--- Start ---

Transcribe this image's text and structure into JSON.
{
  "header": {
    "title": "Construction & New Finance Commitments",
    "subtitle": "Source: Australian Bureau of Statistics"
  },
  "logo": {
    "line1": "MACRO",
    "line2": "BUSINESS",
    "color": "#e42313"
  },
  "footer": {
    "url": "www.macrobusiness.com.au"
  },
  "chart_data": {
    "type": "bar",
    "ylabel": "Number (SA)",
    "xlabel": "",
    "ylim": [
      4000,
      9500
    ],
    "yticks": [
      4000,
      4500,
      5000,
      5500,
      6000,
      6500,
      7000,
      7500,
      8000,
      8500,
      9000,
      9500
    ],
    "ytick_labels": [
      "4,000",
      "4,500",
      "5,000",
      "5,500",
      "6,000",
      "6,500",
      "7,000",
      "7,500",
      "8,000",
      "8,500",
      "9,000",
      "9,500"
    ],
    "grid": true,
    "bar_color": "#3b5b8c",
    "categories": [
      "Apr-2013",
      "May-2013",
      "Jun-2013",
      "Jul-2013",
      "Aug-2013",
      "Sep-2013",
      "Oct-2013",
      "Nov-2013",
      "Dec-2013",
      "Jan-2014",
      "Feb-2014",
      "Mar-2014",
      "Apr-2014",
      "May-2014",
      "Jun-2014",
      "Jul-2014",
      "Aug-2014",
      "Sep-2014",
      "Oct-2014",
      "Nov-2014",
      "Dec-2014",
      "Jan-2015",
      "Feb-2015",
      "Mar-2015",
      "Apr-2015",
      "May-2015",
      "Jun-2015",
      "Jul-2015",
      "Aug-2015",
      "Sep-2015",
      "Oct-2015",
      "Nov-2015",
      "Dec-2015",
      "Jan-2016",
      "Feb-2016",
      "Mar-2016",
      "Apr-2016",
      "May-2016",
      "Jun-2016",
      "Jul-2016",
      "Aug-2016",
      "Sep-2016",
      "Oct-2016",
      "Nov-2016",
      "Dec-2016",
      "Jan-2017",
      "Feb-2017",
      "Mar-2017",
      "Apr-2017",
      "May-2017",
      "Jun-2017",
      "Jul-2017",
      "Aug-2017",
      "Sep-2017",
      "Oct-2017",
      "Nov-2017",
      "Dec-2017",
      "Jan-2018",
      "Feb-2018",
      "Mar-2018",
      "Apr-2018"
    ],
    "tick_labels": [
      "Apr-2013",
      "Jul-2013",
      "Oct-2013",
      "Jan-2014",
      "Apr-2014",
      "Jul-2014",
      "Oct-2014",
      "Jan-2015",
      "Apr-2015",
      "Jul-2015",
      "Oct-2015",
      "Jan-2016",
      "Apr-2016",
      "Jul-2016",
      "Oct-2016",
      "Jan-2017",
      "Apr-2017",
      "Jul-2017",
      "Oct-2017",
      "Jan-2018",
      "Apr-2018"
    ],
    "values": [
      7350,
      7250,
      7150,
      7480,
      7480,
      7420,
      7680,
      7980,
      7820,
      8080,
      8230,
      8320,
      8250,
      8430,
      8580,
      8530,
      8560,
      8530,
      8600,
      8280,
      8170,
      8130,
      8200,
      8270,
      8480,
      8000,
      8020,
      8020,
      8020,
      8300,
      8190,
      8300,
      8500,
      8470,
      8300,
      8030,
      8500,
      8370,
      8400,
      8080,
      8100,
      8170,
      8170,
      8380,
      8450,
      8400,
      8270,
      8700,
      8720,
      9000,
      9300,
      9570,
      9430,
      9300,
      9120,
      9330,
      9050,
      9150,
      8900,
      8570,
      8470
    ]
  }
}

--- End ---

■ **Aim**:
Copy out the whole listing exactly as written.

■ **Written response**:
Transcribe this image's text and structure into JSON.
{
  "header": {
    "title": "Construction & New Finance Commitments",
    "subtitle": "Source: Australian Bureau of Statistics"
  },
  "logo": {
    "line1": "MACRO",
    "line2": "BUSINESS",
    "color": "#e42313"
  },
  "footer": {
    "url": "www.macrobusiness.com.au"
  },
  "chart_data": {
    "type": "bar",
    "ylabel": "Number (SA)",
    "xlabel": "",
    "ylim": [
      4000,
      9500
    ],
    "yticks": [
      4000,
      4500,
      5000,
      5500,
      6000,
      6500,
      7000,
      7500,
      8000,
      8500,
      9000,
      9500
    ],
    "ytick_labels": [
      "4,000",
      "4,500",
      "5,000",
      "5,500",
      "6,000",
      "6,500",
      "7,000",
      "7,500",
      "8,000",
      "8,500",
      "9,000",
      "9,500"
    ],
    "grid": true,
    "bar_color": "#3b5b8c",
    "categories": [
      "Apr-2013",
      "May-2013",
      "Jun-2013",
      "Jul-2013",
      "Aug-2013",
      "Sep-2013",
      "Oct-2013",
      "Nov-2013",
      "Dec-2013",
      "Jan-2014",
      "Feb-2014",
      "Mar-2014",
      "Apr-2014",
      "May-2014",
      "Jun-2014",
      "Jul-2014",
      "Aug-2014",
      "Sep-2014",
      "Oct-2014",
      "Nov-2014",
      "Dec-2014",
      "Jan-2015",
      "Feb-2015",
      "Mar-2015",
      "Apr-2015",
      "May-2015",
      "Jun-2015",
      "Jul-2015",
      "Aug-2015",
      "Sep-2015",
      "Oct-2015",
      "Nov-2015",
      "Dec-2015",
      "Jan-2016",
      "Feb-2016",
      "Mar-2016",
      "Apr-2016",
      "May-2016",
      "Jun-2016",
      "Jul-2016",
      "Aug-2016",
      "Sep-2016",
      "Oct-2016",
      "Nov-2016",
      "Dec-2016",
      "Jan-2017",
      "Feb-2017",
      "Mar-2017",
      "Apr-2017",
      "May-2017",
      "Jun-2017",
      "Jul-2017",
      "Aug-2017",
      "Sep-2017",
      "Oct-2017",
      "Nov-2017",
      "Dec-2017",
      "Jan-2018",
      "Feb-2018",
      "Mar-2018",
      "Apr-2018"
    ],
    "tick_labels": [
      "Apr-2013",
      "Jul-2013",
      "Oct-2013",
      "Jan-2014",
      "Apr-2014",
      "Jul-2014",
      "Oct-2014",
      "Jan-2015",
      "Apr-2015",
      "Jul-2015",
      "Oct-2015",
      "Jan-2016",
      "Apr-2016",
      "Jul-2016",
      "Oct-2016",
      "Jan-2017",
      "Apr-2017",
      "Jul-2017",
      "Oct-2017",
      "Jan-2018",
      "Apr-2018"
    ],
    "values": [
      7350,
      7250,
      7150,
      7480,
      7480,
      7420,
      7680,
      7980,
      7820,
      8080,
      8230,
      8320,
      8250,
      8430,
      8580,
      8530,
      8560,
      8530,
      8600,
      8280,
      8170,
      8130,
      8200,
      8270,
      8480,
      8000,
      8020,
      8020,
      8020,
      8300,
      8190,
      8300,
      8500,
      8470,
      8300,
      8030,
      8500,
      8370,
      8400,
      8080,
      8100,
      8170,
      8170,
      8380,
      8450,
      8400,
      8270,
      8700,
      8720,
      9000,
      9300,
      9570,
      9430,
      9300,
      9120,
      9330,
      9050,
      9150,
      8900,
      8570,
      8470
    ]
  }
}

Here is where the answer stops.